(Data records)

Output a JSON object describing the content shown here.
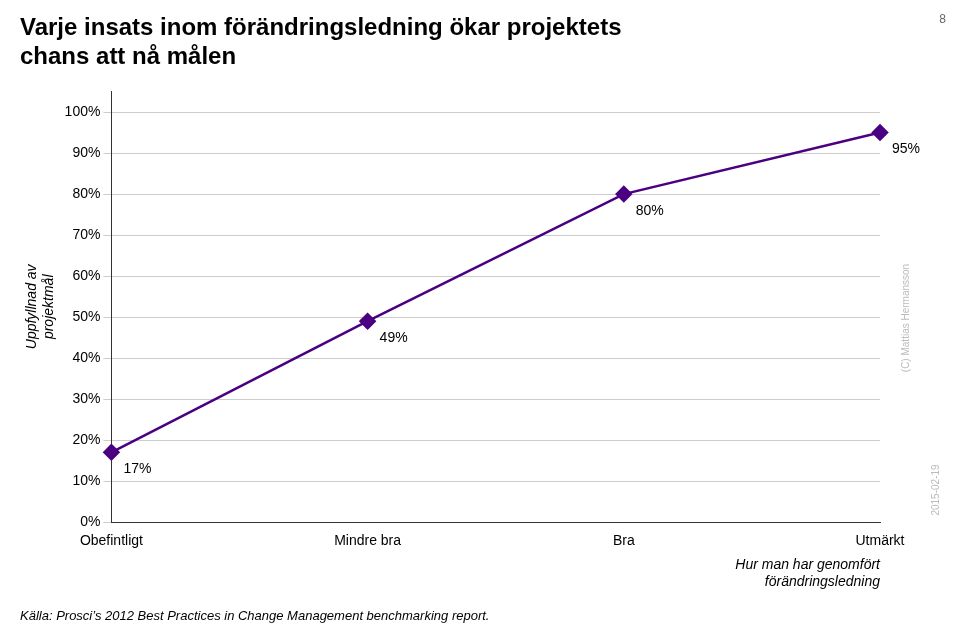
{
  "chart_data": {
    "type": "line",
    "title": "Varje insats inom förändringsledning ökar projektets\nchans att nå målen",
    "categories": [
      "Obefintligt",
      "Mindre bra",
      "Bra",
      "Utmärkt"
    ],
    "values": [
      0.17,
      0.49,
      0.8,
      0.95
    ],
    "value_labels": [
      "17%",
      "49%",
      "80%",
      "95%"
    ],
    "data_labels": true,
    "color": "#4B0082",
    "marker": "diamond",
    "xlabel": "Hur man har genomfört\nförändringsledning",
    "ylabel": "Uppfyllnad av\nprojektmål",
    "ylim": [
      0,
      1.05
    ],
    "yticks": [
      {
        "value": 0.0,
        "label": "0%"
      },
      {
        "value": 0.1,
        "label": "10%"
      },
      {
        "value": 0.2,
        "label": "20%"
      },
      {
        "value": 0.3,
        "label": "30%"
      },
      {
        "value": 0.4,
        "label": "40%"
      },
      {
        "value": 0.5,
        "label": "50%"
      },
      {
        "value": 0.6,
        "label": "60%"
      },
      {
        "value": 0.7,
        "label": "70%"
      },
      {
        "value": 0.8,
        "label": "80%"
      },
      {
        "value": 0.9,
        "label": "90%"
      },
      {
        "value": 1.0,
        "label": "100%"
      }
    ],
    "grid": "y",
    "annotations": [
      "Källa: Prosci’s 2012 Best Practices in Change Management benchmarking report.",
      "(C) Mattias Hermansson",
      "8",
      "2015-02-19"
    ]
  }
}
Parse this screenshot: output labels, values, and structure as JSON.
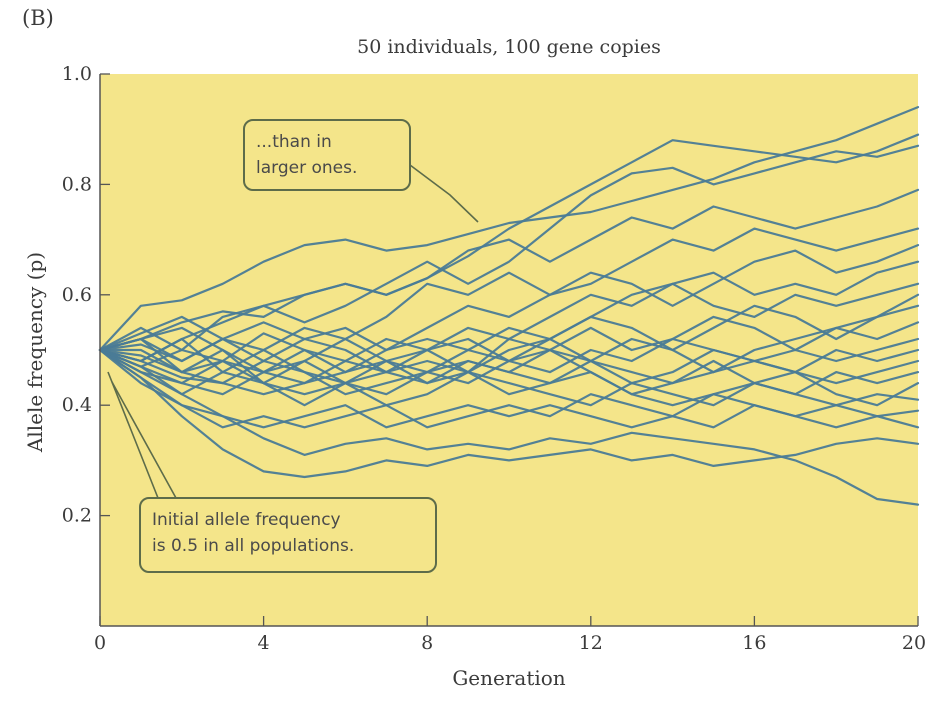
{
  "panel_letter": "(B)",
  "callouts": {
    "top": {
      "lines": [
        "...than in",
        "larger ones."
      ]
    },
    "bottom": {
      "lines": [
        "Initial allele frequency",
        "is 0.5 in all populations."
      ]
    }
  },
  "colors": {
    "plot_background": "#f4e58a",
    "line": "#4a7b96",
    "axis": "#555555",
    "callout_border": "#5d6c4a"
  },
  "chart_data": {
    "type": "line",
    "title": "50 individuals, 100 gene copies",
    "xlabel": "Generation",
    "ylabel": "Allele frequency (p)",
    "xlim": [
      0,
      20
    ],
    "ylim": [
      0,
      1.0
    ],
    "xticks": [
      0,
      4,
      8,
      12,
      16,
      20
    ],
    "yticks": [
      0.2,
      0.4,
      0.6,
      0.8,
      1.0
    ],
    "x": [
      0,
      1,
      2,
      3,
      4,
      5,
      6,
      7,
      8,
      9,
      10,
      11,
      12,
      13,
      14,
      15,
      16,
      17,
      18,
      19,
      20
    ],
    "series": [
      {
        "values": [
          0.5,
          0.58,
          0.59,
          0.62,
          0.66,
          0.69,
          0.7,
          0.68,
          0.69,
          0.71,
          0.73,
          0.74,
          0.75,
          0.77,
          0.79,
          0.81,
          0.84,
          0.86,
          0.88,
          0.91,
          0.94
        ]
      },
      {
        "values": [
          0.5,
          0.52,
          0.55,
          0.57,
          0.56,
          0.6,
          0.62,
          0.6,
          0.63,
          0.67,
          0.72,
          0.76,
          0.8,
          0.84,
          0.88,
          0.87,
          0.86,
          0.85,
          0.84,
          0.86,
          0.89
        ]
      },
      {
        "values": [
          0.5,
          0.54,
          0.5,
          0.56,
          0.58,
          0.55,
          0.58,
          0.62,
          0.66,
          0.62,
          0.66,
          0.72,
          0.78,
          0.82,
          0.83,
          0.8,
          0.82,
          0.84,
          0.86,
          0.85,
          0.87
        ]
      },
      {
        "values": [
          0.5,
          0.48,
          0.52,
          0.55,
          0.58,
          0.6,
          0.62,
          0.6,
          0.63,
          0.68,
          0.7,
          0.66,
          0.7,
          0.74,
          0.72,
          0.76,
          0.74,
          0.72,
          0.74,
          0.76,
          0.79
        ]
      },
      {
        "values": [
          0.5,
          0.52,
          0.48,
          0.52,
          0.5,
          0.54,
          0.52,
          0.56,
          0.62,
          0.6,
          0.64,
          0.6,
          0.62,
          0.66,
          0.7,
          0.68,
          0.72,
          0.7,
          0.68,
          0.7,
          0.72
        ]
      },
      {
        "values": [
          0.5,
          0.47,
          0.5,
          0.48,
          0.53,
          0.5,
          0.46,
          0.5,
          0.54,
          0.58,
          0.56,
          0.6,
          0.64,
          0.62,
          0.58,
          0.62,
          0.66,
          0.68,
          0.64,
          0.66,
          0.69
        ]
      },
      {
        "values": [
          0.5,
          0.53,
          0.56,
          0.52,
          0.55,
          0.52,
          0.54,
          0.5,
          0.52,
          0.5,
          0.54,
          0.52,
          0.56,
          0.6,
          0.62,
          0.64,
          0.6,
          0.62,
          0.6,
          0.64,
          0.66
        ]
      },
      {
        "values": [
          0.5,
          0.46,
          0.44,
          0.48,
          0.46,
          0.5,
          0.48,
          0.52,
          0.5,
          0.54,
          0.52,
          0.56,
          0.6,
          0.58,
          0.62,
          0.58,
          0.56,
          0.6,
          0.58,
          0.6,
          0.62
        ]
      },
      {
        "values": [
          0.5,
          0.52,
          0.46,
          0.5,
          0.44,
          0.48,
          0.52,
          0.48,
          0.46,
          0.5,
          0.48,
          0.52,
          0.56,
          0.54,
          0.5,
          0.54,
          0.58,
          0.56,
          0.52,
          0.56,
          0.6
        ]
      },
      {
        "values": [
          0.5,
          0.48,
          0.52,
          0.46,
          0.5,
          0.46,
          0.44,
          0.48,
          0.5,
          0.46,
          0.52,
          0.5,
          0.54,
          0.5,
          0.52,
          0.56,
          0.54,
          0.5,
          0.54,
          0.56,
          0.58
        ]
      },
      {
        "values": [
          0.5,
          0.51,
          0.48,
          0.52,
          0.48,
          0.52,
          0.5,
          0.46,
          0.44,
          0.48,
          0.46,
          0.5,
          0.48,
          0.52,
          0.5,
          0.46,
          0.5,
          0.52,
          0.54,
          0.52,
          0.55
        ]
      },
      {
        "values": [
          0.5,
          0.47,
          0.44,
          0.42,
          0.46,
          0.44,
          0.48,
          0.46,
          0.5,
          0.52,
          0.48,
          0.46,
          0.5,
          0.48,
          0.52,
          0.5,
          0.48,
          0.5,
          0.48,
          0.5,
          0.52
        ]
      },
      {
        "values": [
          0.5,
          0.52,
          0.54,
          0.5,
          0.46,
          0.48,
          0.44,
          0.46,
          0.48,
          0.46,
          0.5,
          0.52,
          0.48,
          0.44,
          0.46,
          0.5,
          0.48,
          0.46,
          0.5,
          0.48,
          0.5
        ]
      },
      {
        "values": [
          0.5,
          0.49,
          0.46,
          0.44,
          0.48,
          0.46,
          0.42,
          0.44,
          0.46,
          0.48,
          0.46,
          0.44,
          0.48,
          0.46,
          0.44,
          0.46,
          0.48,
          0.46,
          0.44,
          0.46,
          0.48
        ]
      },
      {
        "values": [
          0.5,
          0.46,
          0.42,
          0.46,
          0.44,
          0.4,
          0.44,
          0.42,
          0.46,
          0.44,
          0.48,
          0.5,
          0.46,
          0.42,
          0.44,
          0.48,
          0.44,
          0.42,
          0.46,
          0.44,
          0.46
        ]
      },
      {
        "values": [
          0.5,
          0.5,
          0.46,
          0.48,
          0.44,
          0.42,
          0.44,
          0.4,
          0.42,
          0.46,
          0.44,
          0.42,
          0.4,
          0.44,
          0.42,
          0.4,
          0.44,
          0.46,
          0.42,
          0.4,
          0.44
        ]
      },
      {
        "values": [
          0.5,
          0.48,
          0.45,
          0.44,
          0.42,
          0.44,
          0.46,
          0.48,
          0.44,
          0.46,
          0.42,
          0.44,
          0.46,
          0.42,
          0.4,
          0.42,
          0.44,
          0.42,
          0.4,
          0.42,
          0.41
        ]
      },
      {
        "values": [
          0.5,
          0.45,
          0.4,
          0.36,
          0.38,
          0.36,
          0.38,
          0.4,
          0.36,
          0.38,
          0.4,
          0.38,
          0.42,
          0.4,
          0.38,
          0.42,
          0.4,
          0.38,
          0.4,
          0.38,
          0.39
        ]
      },
      {
        "values": [
          0.5,
          0.47,
          0.42,
          0.38,
          0.36,
          0.38,
          0.4,
          0.36,
          0.38,
          0.4,
          0.38,
          0.4,
          0.38,
          0.36,
          0.38,
          0.36,
          0.4,
          0.38,
          0.36,
          0.38,
          0.36
        ]
      },
      {
        "values": [
          0.5,
          0.44,
          0.4,
          0.38,
          0.34,
          0.31,
          0.33,
          0.34,
          0.32,
          0.33,
          0.32,
          0.34,
          0.33,
          0.35,
          0.34,
          0.33,
          0.32,
          0.3,
          0.27,
          0.23,
          0.22
        ]
      },
      {
        "values": [
          0.5,
          0.45,
          0.38,
          0.32,
          0.28,
          0.27,
          0.28,
          0.3,
          0.29,
          0.31,
          0.3,
          0.31,
          0.32,
          0.3,
          0.31,
          0.29,
          0.3,
          0.31,
          0.33,
          0.34,
          0.33
        ]
      }
    ]
  }
}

• _Work order_
Your reply should hold every line from the data that contains "xlabel", copied in full.

• _Answer box_
    "xlabel": "Hur man har genomfört\nförändringsledning",
    "xlabel": "Generation",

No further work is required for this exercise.